### SUPPLIED DATA ###

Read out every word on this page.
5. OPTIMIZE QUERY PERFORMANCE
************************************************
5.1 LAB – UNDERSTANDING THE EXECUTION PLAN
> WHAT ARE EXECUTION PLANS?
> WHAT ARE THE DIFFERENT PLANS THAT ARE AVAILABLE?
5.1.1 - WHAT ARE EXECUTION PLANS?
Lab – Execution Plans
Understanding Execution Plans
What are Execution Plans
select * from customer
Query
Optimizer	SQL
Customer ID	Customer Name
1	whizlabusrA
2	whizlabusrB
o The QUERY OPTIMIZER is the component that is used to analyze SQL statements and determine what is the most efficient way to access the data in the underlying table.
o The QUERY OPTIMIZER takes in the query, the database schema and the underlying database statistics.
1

###

WRITTEN INSTRUCTION
In the records above, find each line holding "underlying" and copy it.

FINAL RESULT
o The QUERY OPTIMIZER is the component that is used to analyze SQL statements and determine what is the most efficient way to access the data in the underlying table.
o The QUERY OPTIMIZER takes in the query, the database schema and the underlying database statistics.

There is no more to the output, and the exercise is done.